Research ArticleExperimental Studies

Quantitative Structure–Cytotoxicity Relationship of Pyrano[4,3-b]chromones

JUNKO NAGAI, HAIXIA SHI, YUKA KUBOTA, KENJIRO BANDOW, NORIYUKI OKUDAIRA, YOSHIHIRO UESAWA, HIROSHI SAKAGAMI, MINEKO TOMOMURA, AKITO TOMOMURA, KOICHI TAKAO and YOSHIAKI SUGITA
Anticancer Research August 2018, 38 (8) 4449-4457; DOI: https://doi.org/10.21873/anticanres.12747

Abstract

Background/Aim: 4H-1-Benzopyran-4-one (chromone) provides a backbone structure for the chemical synthesis of potent anticancer drugs. Since studies of the biological activity of pyrano[4,3-b]chromones are limited, we investigated a total of 20 pyrano[4,3-b]chromones (10 sets of diastereomers) for their cytotoxicity against four human oral squamous cell carcinoma (OSCC) cell lines and human normal oral cells, and then carried out a quantitative structure–activity relationship (QSAR) analysis. Materials and Methods: Cytotoxicity was determined by the 3-(4,5-dimethylthiazol-2-yl)-2,5-diphenyltetrazolium bromide method. Tumor-specificity (TS) was evaluated by the ratio of mean 50% cytotoxic concentration (CC50) against normal oral cells to that against human OSCC cell lines. Potency-selectivity expression (PSE) value was calculated by dividing the TS value by the CC50 against tumor cells. Apoptosis induction was evaluated by morphological observation, western blot analysis and cell-cycle analysis. For QSAR analysis, a total of 3,072 physicochemical, structural and quantum chemical features were calculated from the most stabilized structure optimized using CORINA. Results: 8-Chloro-4,4a-dihydro-3-methoxy-3-methyl-3H,10H-pyrano[4,3-b][1]benzopyran-10-one (16) and 3-ethoxy-4,4a-dihydro-8-methoxy-3H,10H-pyrano[4,3-b][1]benzopyran-10-one (17) had the highest TS, higher than that of 5-flurouracil and melphalan, without induction of apoptosis. Compound 16 induced cytostatic growth inhibition and much lower cytotoxicity against human normal oral keratinocytes compared to doxorubicin. TS of 20 pyrano[4,3-b]chromones was correlated with 3D structure, polarity, ionic potential and electric state. Conclusion: Chemical modification of 16 may be a potential choice for designing a new type of anticancer drug.

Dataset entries
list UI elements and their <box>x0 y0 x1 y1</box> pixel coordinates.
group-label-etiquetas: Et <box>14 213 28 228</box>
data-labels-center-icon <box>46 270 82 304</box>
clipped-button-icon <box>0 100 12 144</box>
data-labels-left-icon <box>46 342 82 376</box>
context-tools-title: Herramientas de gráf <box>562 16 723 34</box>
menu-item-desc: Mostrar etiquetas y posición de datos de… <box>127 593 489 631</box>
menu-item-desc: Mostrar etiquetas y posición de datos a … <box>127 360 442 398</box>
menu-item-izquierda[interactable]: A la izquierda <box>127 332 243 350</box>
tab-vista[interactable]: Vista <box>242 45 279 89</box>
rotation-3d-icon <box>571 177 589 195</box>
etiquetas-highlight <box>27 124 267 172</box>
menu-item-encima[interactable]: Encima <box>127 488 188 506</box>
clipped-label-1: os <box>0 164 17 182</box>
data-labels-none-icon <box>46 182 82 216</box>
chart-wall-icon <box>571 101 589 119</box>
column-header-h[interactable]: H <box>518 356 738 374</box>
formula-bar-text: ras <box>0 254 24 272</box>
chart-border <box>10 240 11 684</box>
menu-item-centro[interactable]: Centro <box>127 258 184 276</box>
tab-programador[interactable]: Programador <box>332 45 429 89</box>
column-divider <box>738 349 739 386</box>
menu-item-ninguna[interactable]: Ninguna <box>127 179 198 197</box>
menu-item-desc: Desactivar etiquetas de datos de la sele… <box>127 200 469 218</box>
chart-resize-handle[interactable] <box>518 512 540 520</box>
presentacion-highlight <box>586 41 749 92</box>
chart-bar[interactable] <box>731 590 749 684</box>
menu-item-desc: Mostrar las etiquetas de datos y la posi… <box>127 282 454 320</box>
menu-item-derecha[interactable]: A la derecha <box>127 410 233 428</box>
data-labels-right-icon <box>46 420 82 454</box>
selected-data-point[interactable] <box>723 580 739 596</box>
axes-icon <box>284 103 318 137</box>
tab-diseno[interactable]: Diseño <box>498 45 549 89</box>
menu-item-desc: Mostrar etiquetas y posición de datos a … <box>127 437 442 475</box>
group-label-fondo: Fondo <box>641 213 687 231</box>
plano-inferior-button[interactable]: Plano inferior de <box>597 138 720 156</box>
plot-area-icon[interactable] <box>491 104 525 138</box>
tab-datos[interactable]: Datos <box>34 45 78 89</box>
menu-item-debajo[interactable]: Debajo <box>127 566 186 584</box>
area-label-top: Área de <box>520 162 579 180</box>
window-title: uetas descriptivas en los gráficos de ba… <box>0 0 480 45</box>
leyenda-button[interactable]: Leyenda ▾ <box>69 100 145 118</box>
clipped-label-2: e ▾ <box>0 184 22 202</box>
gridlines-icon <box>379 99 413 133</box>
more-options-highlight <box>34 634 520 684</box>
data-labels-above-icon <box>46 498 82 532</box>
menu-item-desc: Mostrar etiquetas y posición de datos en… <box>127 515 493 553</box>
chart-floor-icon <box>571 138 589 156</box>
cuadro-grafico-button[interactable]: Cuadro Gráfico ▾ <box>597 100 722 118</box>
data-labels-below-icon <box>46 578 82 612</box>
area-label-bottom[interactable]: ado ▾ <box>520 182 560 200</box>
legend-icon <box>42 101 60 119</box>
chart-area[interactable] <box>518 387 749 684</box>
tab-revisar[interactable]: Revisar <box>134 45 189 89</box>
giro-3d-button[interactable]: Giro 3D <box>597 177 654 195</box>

### [Questions]
**a)** Answer these questions from the abstract on pyrano[4,3-b]chromones, one line each:
(i) How many pyrano[4,3-b]chromones were tested?
(ii) How was the potency-selectivity expression (PSE) value calculated?
(iii) Compared with which drug did compound 16 show much lower cytotoxicity against human normal oral keratinocytes?
**b)** Summarize the abstract on pyrano[4,3-b]chromones in two sentences.

### [Answers to the problems]
**a)**
(i) 20 (10 sets of diastereomers).
(ii) By dividing the tumor-specificity (TS) value by the CC50 against tumor cells.
(iii) Doxorubicin.

**b)** Twenty pyrano[4,3-b]chromones were tested for cytotoxicity against four human oral squamous cell carcinoma cell lines and human normal oral cells, followed by a QSAR analysis that correlated tumor-specificity with 3D structure, polarity, ionic potential and electric state. Compounds 16 and 17 showed the highest tumor-specificity without inducing apoptosis, and chemical modification of compound 16 may be a potential route to a new type of anticancer drug.